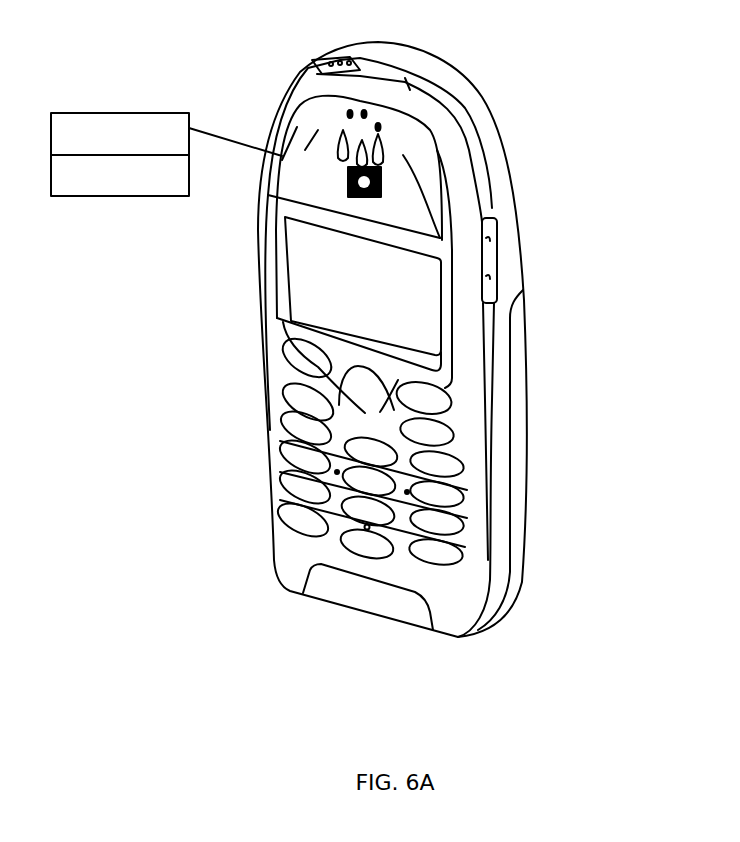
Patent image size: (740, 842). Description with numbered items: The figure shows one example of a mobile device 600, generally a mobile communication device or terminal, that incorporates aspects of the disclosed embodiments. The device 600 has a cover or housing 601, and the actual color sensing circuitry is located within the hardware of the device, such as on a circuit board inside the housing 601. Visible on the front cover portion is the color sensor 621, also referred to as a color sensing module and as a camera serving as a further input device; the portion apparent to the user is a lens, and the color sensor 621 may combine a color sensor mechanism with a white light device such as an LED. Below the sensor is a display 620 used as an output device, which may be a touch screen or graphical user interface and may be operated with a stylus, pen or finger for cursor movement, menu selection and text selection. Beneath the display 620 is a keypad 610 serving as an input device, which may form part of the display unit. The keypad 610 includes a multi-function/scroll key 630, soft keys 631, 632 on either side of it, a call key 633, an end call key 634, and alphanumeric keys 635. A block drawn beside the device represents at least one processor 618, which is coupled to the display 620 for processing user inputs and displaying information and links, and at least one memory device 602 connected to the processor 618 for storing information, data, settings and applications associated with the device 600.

The mobile device 600 is at (477, 56).
The housing 601 is at (505, 210).
The memory device 602 is at (92, 196).
The keypad 610 is at (453, 574).
The processor 618 is at (92, 113).
The display 620 is at (412, 315).
The color sensor 621 is at (383, 181).
The multi-function/scroll key 630 is at (447, 380).
The soft key 631 is at (305, 362).
The soft key 632 is at (432, 397).
The call key 633 is at (308, 395).
The end call key 634 is at (433, 434).
The alphanumeric keys 635 is at (307, 523).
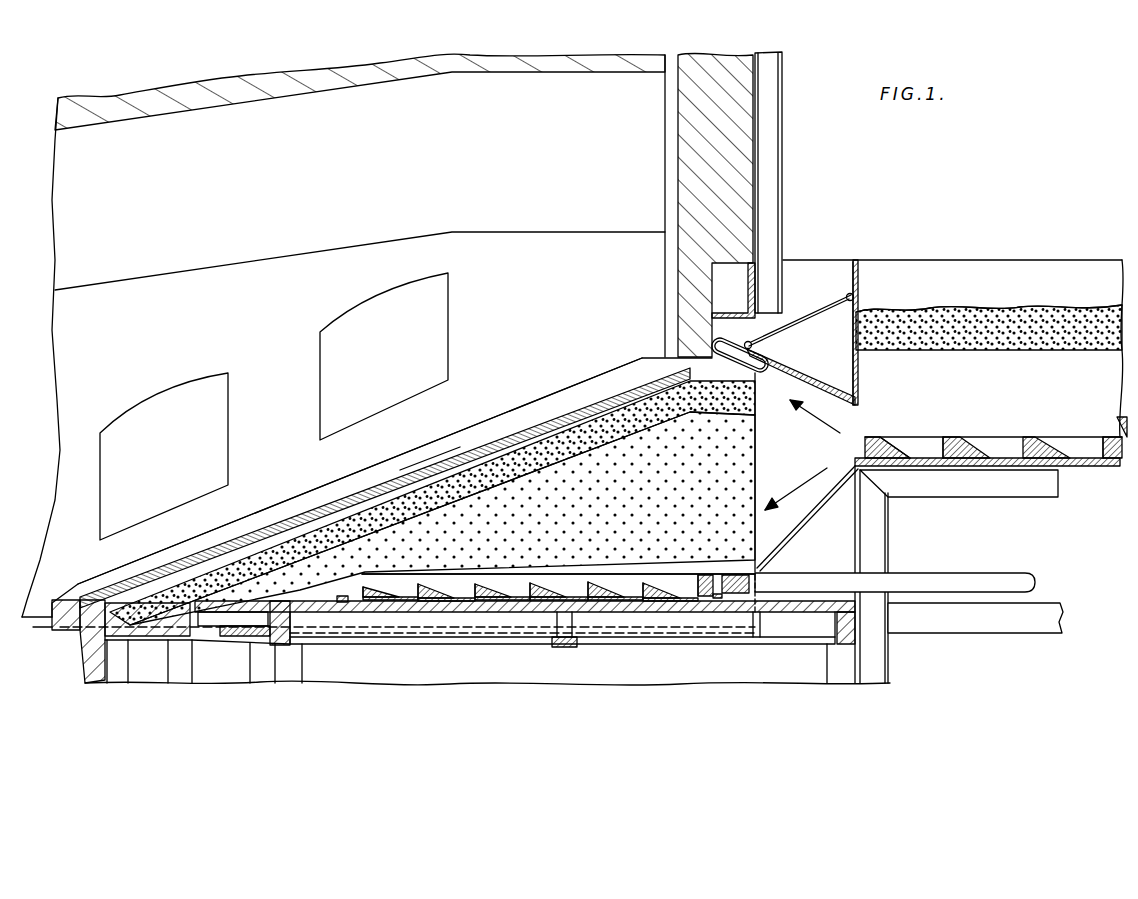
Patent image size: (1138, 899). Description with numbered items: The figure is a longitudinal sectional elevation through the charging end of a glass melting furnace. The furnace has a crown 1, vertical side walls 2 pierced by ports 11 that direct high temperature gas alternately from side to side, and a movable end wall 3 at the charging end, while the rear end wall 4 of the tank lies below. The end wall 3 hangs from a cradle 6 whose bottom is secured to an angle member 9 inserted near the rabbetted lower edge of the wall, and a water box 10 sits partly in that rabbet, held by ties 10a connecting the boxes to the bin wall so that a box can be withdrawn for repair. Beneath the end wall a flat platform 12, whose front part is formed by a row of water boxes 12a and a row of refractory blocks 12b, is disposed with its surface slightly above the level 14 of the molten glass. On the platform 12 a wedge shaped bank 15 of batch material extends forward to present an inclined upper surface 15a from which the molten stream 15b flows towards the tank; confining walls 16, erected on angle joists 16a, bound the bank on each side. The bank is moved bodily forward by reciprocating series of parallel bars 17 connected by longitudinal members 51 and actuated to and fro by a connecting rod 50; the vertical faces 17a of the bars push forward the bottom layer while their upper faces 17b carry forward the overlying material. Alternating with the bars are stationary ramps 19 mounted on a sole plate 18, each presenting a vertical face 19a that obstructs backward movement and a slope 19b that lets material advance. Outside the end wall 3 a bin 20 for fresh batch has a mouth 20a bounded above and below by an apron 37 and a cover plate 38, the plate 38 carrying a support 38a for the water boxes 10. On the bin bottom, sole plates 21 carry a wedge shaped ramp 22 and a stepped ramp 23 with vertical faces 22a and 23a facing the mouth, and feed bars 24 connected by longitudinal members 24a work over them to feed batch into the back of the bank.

The crown 1 is at (217, 96).
The vertical side walls 2 is at (367, 336).
The movable end wall 3 is at (690, 135).
The rear end wall 4 is at (78, 598).
The cradle 6 is at (770, 137).
The angle member 9 is at (733, 319).
The water box 10 is at (758, 356).
The ties 10a is at (845, 296).
The ports 11 is at (274, 406).
The flat platform 12 is at (718, 613).
The water boxes 12a is at (234, 628).
The refractory blocks 12b is at (158, 624).
The level of the molten glass 14 is at (30, 622).
The bank 15 is at (432, 503).
The upper surface 15a is at (495, 452).
The molten stream 15b is at (312, 507).
The confining walls 16 is at (428, 453).
The angle joists 16a is at (617, 630).
The bars 17 is at (369, 586).
The vertical faces 17a is at (362, 588).
The upper faces 17b is at (385, 590).
The sole plate 18 is at (342, 597).
The stationary ramps 19 is at (422, 585).
The vertical face 19a is at (418, 585).
The slope 19b is at (440, 590).
The bin 20 is at (955, 348).
The mouth 20a is at (860, 412).
The sole plates 21 is at (1083, 465).
The ramp 22 is at (963, 445).
The vertical face 22a is at (938, 440).
The ramp 23 is at (1108, 440).
The vertical face 23a is at (1100, 450).
The feed bars 24 is at (878, 437).
The longitudinal members 24a is at (994, 440).
The apron 37 is at (810, 509).
The cover plate 38 is at (838, 393).
The support 38a is at (774, 391).
The connecting rod 50 is at (822, 574).
The longitudinal members 51 is at (447, 580).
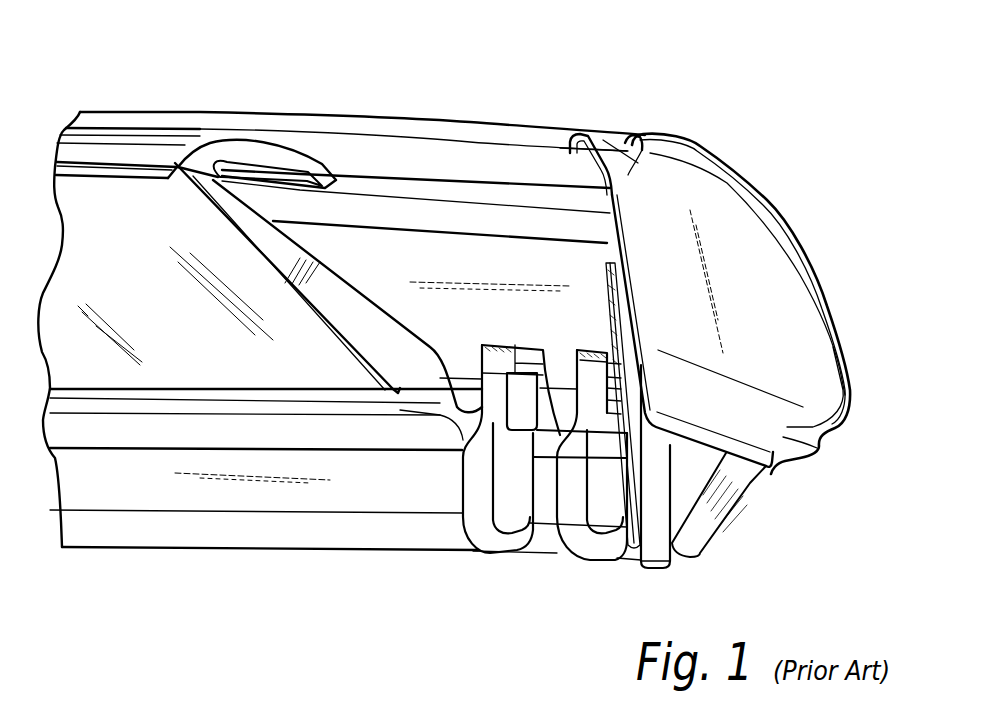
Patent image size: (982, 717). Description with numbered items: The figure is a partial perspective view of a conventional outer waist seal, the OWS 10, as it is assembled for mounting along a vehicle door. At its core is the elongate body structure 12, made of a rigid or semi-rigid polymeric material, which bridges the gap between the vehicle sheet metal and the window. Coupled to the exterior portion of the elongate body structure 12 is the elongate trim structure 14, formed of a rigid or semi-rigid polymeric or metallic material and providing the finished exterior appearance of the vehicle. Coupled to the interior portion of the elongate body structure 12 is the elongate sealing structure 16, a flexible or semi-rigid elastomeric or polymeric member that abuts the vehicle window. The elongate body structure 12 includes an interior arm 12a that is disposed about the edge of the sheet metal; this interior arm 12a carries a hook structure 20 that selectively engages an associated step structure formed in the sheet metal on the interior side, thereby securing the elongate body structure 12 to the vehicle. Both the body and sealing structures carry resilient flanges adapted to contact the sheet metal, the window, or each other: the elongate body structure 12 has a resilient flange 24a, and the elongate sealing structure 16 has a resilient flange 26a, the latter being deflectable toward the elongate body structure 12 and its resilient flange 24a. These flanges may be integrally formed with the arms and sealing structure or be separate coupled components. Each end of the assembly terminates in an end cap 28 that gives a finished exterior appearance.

The OWS 10 is at (539, 86).
The elongate body structure 12 is at (497, 312).
The interior arm 12a is at (568, 400).
The elongate trim structure 14 is at (733, 165).
The elongate sealing structure 16 is at (296, 313).
The hook structure 20 is at (593, 552).
The resilient flange 24a is at (602, 135).
The resilient flange 26a is at (300, 148).
The end cap 28 is at (813, 273).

== == ==

## Short exercise
Write out every line above word for word, leaving out the pictures.

## Written response
Patent image size: (740, 842). Description with numbered items: The figure shows one example of a mobile device 600, generally a mobile communication device or terminal, that incorporates aspects of the disclosed embodiments. The device 600 has a cover or housing 601, and the actual color sensing circuitry is located within the hardware of the device, such as on a circuit board inside the housing 601. Visible on the front cover portion is the color sensor 621, also referred to as a color sensing module and as a camera serving as a further input device; the portion apparent to the user is a lens, and the color sensor 621 may combine a color sensor mechanism with a white light device such as an LED. Below the sensor is a display 620 used as an output device, which may be a touch screen or graphical user interface and may be operated with a stylus, pen or finger for cursor movement, menu selection and text selection. Beneath the display 620 is a keypad 610 serving as an input device, which may form part of the display unit. The keypad 610 includes a multi-function/scroll key 630, soft keys 631, 632 on either side of it, a call key 633, an end call key 634, and alphanumeric keys 635. A block drawn beside the device represents at least one processor 618, which is coupled to the display 620 for processing user inputs and displaying information and links, and at least one memory device 602 connected to the processor 618 for storing information, data, settings and applications associated with the device 600.

The mobile device 600 is at (477, 56).
The housing 601 is at (505, 210).
The memory device 602 is at (92, 196).
The keypad 610 is at (453, 574).
The processor 618 is at (92, 113).
The display 620 is at (412, 315).
The color sensor 621 is at (383, 181).
The multi-function/scroll key 630 is at (447, 380).
The soft key 631 is at (305, 362).
The soft key 632 is at (432, 397).
The call key 633 is at (308, 395).
The end call key 634 is at (433, 434).
The alphanumeric keys 635 is at (307, 523).
Patent image size: (1138, 899). Description with numbered items: The figure is a longitudinal sectional elevation through the charging end of a glass melting furnace. The furnace has a crown 1, vertical side walls 2 pierced by ports 11 that direct high temperature gas alternately from side to side, and a movable end wall 3 at the charging end, while the rear end wall 4 of the tank lies below. The end wall 3 hangs from a cradle 6 whose bottom is secured to an angle member 9 inserted near the rabbetted lower edge of the wall, and a water box 10 sits partly in that rabbet, held by ties 10a connecting the boxes to the bin wall so that a box can be withdrawn for repair. Beneath the end wall a flat platform 12, whose front part is formed by a row of water boxes 12a and a row of refractory blocks 12b, is disposed with its surface slightly above the level 14 of the molten glass. On the platform 12 a wedge shaped bank 15 of batch material extends forward to present an inclined upper surface 15a from which the molten stream 15b flows towards the tank; confining walls 16, erected on angle joists 16a, bound the bank on each side. The bank is moved bodily forward by reciprocating series of parallel bars 17 connected by longitudinal members 51 and actuated to and fro by a connecting rod 50; the vertical faces 17a of the bars push forward the bottom layer while their upper faces 17b carry forward the overlying material. Alternating with the bars are stationary ramps 19 mounted on a sole plate 18, each presenting a vertical face 19a that obstructs backward movement and a slope 19b that lets material advance. Outside the end wall 3 a bin 20 for fresh batch has a mouth 20a bounded above and below by an apron 37 and a cover plate 38, the plate 38 carrying a support 38a for the water boxes 10. On the bin bottom, sole plates 21 carry a wedge shaped ramp 22 and a stepped ramp 23 with vertical faces 22a and 23a facing the mouth, and feed bars 24 connected by longitudinal members 24a work over them to feed batch into the back of the bank.

The crown 1 is at (217, 96).
The vertical side walls 2 is at (367, 336).
The movable end wall 3 is at (690, 135).
The rear end wall 4 is at (78, 598).
The cradle 6 is at (770, 137).
The angle member 9 is at (733, 319).
The water box 10 is at (758, 356).
The ties 10a is at (845, 296).
The ports 11 is at (274, 406).
The flat platform 12 is at (718, 613).
The water boxes 12a is at (234, 628).
The refractory blocks 12b is at (158, 624).
The level of the molten glass 14 is at (30, 622).
The bank 15 is at (432, 503).
The upper surface 15a is at (495, 452).
The molten stream 15b is at (312, 507).
The confining walls 16 is at (428, 453).
The angle joists 16a is at (617, 630).
The bars 17 is at (369, 586).
The vertical faces 17a is at (362, 588).
The upper faces 17b is at (385, 590).
The sole plate 18 is at (342, 597).
The stationary ramps 19 is at (422, 585).
The vertical face 19a is at (418, 585).
The slope 19b is at (440, 590).
The bin 20 is at (955, 348).
The mouth 20a is at (860, 412).
The sole plates 21 is at (1083, 465).
The ramp 22 is at (963, 445).
The vertical face 22a is at (938, 440).
The ramp 23 is at (1108, 440).
The vertical face 23a is at (1100, 450).
The feed bars 24 is at (878, 437).
The longitudinal members 24a is at (994, 440).
The apron 37 is at (810, 509).
The cover plate 38 is at (838, 393).
The support 38a is at (774, 391).
The connecting rod 50 is at (822, 574).
The longitudinal members 51 is at (447, 580).
Patent image size: (982, 717). Description with numbered items: The figure is a partial perspective view of a conventional outer waist seal, the OWS 10, as it is assembled for mounting along a vehicle door. At its core is the elongate body structure 12, made of a rigid or semi-rigid polymeric material, which bridges the gap between the vehicle sheet metal and the window. Coupled to the exterior portion of the elongate body structure 12 is the elongate trim structure 14, formed of a rigid or semi-rigid polymeric or metallic material and providing the finished exterior appearance of the vehicle. Coupled to the interior portion of the elongate body structure 12 is the elongate sealing structure 16, a flexible or semi-rigid elastomeric or polymeric member that abuts the vehicle window. The elongate body structure 12 includes an interior arm 12a that is disposed about the edge of the sheet metal; this interior arm 12a carries a hook structure 20 that selectively engages an associated step structure formed in the sheet metal on the interior side, thereby securing the elongate body structure 12 to the vehicle. Both the body and sealing structures carry resilient flanges adapted to contact the sheet metal, the window, or each other: the elongate body structure 12 has a resilient flange 24a, and the elongate sealing structure 16 has a resilient flange 26a, the latter being deflectable toward the elongate body structure 12 and its resilient flange 24a. These flanges may be integrally formed with the arms and sealing structure or be separate coupled components. Each end of the assembly terminates in an end cap 28 that gives a finished exterior appearance.

The OWS 10 is at (539, 86).
The elongate body structure 12 is at (497, 312).
The interior arm 12a is at (568, 400).
The elongate trim structure 14 is at (733, 165).
The elongate sealing structure 16 is at (296, 313).
The hook structure 20 is at (593, 552).
The resilient flange 24a is at (602, 135).
The resilient flange 26a is at (300, 148).
The end cap 28 is at (813, 273).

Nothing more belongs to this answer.